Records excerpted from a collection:

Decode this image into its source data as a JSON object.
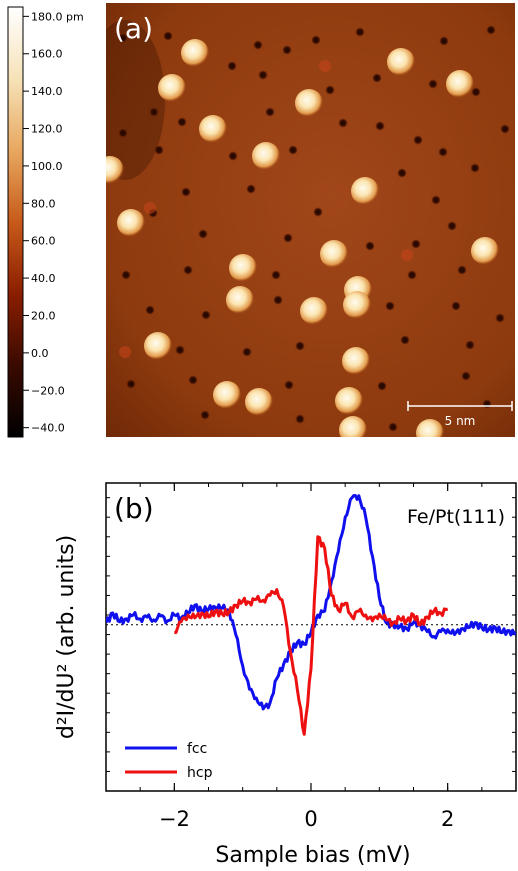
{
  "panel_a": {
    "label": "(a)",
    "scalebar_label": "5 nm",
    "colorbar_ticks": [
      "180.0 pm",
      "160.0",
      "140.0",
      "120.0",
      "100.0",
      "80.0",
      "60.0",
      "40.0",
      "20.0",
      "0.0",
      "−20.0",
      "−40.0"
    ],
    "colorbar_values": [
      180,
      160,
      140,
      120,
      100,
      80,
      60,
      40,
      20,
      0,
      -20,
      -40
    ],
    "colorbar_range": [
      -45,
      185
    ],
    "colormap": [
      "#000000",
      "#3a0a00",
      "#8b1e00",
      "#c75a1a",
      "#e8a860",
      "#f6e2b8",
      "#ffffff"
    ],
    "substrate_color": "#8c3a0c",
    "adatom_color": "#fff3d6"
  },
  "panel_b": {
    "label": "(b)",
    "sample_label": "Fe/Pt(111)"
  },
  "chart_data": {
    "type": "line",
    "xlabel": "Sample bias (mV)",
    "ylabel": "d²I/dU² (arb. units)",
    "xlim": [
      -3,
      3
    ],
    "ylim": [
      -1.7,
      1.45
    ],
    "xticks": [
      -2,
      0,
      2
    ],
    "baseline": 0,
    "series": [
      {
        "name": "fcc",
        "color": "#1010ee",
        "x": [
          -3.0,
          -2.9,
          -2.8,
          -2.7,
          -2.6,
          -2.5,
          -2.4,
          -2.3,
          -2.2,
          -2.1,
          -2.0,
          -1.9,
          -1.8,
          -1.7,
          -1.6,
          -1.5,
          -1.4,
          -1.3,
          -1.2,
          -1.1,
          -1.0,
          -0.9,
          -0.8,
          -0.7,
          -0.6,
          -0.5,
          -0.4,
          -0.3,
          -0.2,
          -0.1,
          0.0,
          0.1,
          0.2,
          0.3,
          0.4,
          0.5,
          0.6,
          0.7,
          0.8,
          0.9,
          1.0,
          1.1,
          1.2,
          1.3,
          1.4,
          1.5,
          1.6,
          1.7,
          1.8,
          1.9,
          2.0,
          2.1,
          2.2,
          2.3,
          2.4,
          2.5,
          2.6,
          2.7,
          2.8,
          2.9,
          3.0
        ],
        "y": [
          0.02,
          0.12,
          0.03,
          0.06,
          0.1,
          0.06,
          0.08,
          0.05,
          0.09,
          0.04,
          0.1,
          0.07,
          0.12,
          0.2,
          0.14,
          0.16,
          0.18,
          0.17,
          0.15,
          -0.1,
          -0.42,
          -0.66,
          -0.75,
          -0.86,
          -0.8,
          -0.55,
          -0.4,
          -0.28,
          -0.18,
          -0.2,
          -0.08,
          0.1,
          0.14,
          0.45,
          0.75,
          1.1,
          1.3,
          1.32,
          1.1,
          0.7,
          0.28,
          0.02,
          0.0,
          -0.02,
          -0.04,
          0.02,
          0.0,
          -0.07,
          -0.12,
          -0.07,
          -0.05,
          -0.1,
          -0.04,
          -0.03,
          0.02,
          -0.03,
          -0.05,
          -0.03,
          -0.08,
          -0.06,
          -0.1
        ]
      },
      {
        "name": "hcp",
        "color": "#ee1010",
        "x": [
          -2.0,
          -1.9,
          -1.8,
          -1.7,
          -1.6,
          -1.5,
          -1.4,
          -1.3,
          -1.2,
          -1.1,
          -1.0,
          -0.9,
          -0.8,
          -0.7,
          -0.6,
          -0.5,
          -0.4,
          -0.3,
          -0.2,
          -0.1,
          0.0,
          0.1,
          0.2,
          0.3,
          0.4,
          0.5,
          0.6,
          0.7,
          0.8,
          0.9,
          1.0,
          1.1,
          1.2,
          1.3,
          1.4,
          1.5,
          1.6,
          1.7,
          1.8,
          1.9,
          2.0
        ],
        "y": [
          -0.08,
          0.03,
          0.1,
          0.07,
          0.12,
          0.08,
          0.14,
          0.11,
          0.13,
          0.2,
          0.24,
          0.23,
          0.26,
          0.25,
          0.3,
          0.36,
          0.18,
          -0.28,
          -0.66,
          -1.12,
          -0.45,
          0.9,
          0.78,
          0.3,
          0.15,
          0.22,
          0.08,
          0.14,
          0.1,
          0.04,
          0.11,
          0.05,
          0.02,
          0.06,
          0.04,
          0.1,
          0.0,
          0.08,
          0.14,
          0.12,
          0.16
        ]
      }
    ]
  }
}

==

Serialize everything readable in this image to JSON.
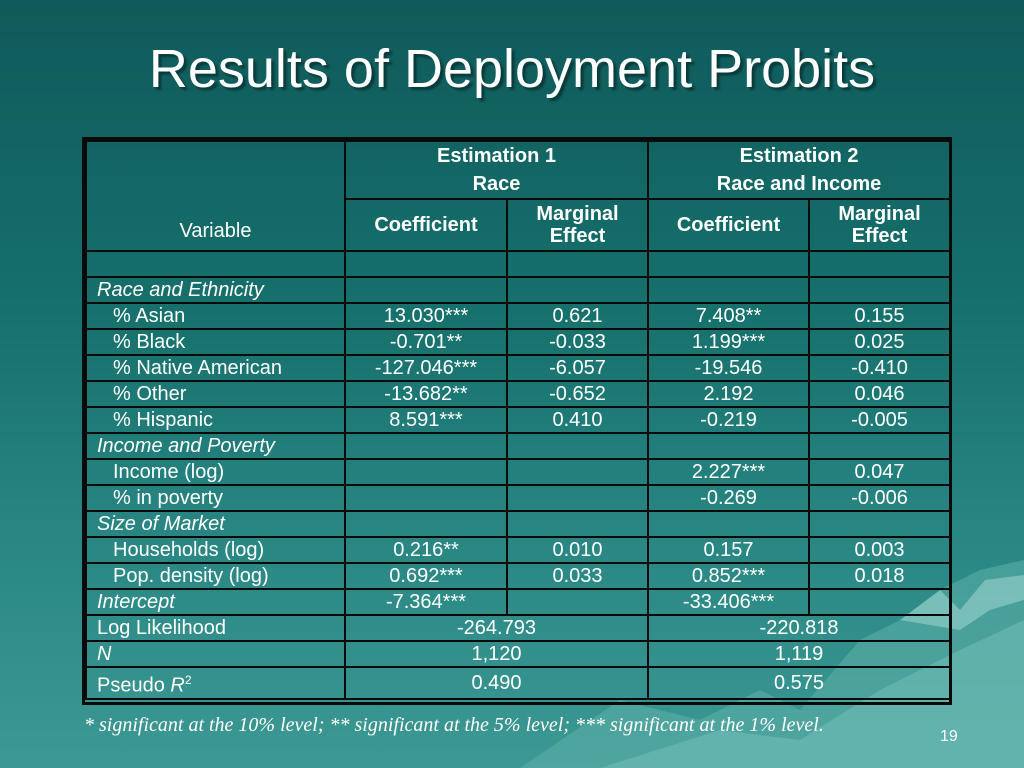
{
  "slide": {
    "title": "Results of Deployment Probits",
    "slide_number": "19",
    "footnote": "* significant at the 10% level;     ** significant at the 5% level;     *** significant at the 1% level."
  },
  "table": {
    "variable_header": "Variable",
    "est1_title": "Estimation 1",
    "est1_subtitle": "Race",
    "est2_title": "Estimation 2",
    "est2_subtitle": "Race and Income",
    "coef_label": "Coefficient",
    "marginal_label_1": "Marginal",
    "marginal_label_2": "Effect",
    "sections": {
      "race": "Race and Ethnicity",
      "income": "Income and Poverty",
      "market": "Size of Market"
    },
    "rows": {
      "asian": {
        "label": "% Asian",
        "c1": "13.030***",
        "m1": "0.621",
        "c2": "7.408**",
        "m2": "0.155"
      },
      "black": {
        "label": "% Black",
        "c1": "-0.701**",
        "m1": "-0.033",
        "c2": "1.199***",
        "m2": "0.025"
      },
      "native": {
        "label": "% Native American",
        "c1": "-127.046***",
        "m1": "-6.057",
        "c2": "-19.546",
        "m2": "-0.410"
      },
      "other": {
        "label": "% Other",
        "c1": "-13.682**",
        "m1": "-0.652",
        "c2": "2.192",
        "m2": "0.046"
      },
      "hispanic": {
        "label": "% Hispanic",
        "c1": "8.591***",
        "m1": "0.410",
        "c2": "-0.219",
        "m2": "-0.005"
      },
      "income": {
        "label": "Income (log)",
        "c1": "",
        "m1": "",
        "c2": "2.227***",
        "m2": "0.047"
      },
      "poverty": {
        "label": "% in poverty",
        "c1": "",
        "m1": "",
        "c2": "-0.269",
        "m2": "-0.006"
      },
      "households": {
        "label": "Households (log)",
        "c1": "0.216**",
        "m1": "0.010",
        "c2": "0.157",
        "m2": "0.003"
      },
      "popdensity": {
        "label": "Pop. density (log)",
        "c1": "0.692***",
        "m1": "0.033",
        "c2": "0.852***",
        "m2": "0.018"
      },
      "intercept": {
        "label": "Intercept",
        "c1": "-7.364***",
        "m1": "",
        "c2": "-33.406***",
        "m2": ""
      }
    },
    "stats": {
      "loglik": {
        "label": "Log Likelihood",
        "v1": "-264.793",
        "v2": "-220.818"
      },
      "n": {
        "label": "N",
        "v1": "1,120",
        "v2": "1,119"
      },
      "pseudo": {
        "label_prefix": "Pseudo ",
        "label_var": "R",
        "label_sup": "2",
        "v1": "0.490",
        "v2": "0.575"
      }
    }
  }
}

**Problem requirements:**
Show every line where the string "image" appears.

**Exercise answer:**
Decode this image into its source data as a JSON object.
Serialize everything readable in this image to JSON.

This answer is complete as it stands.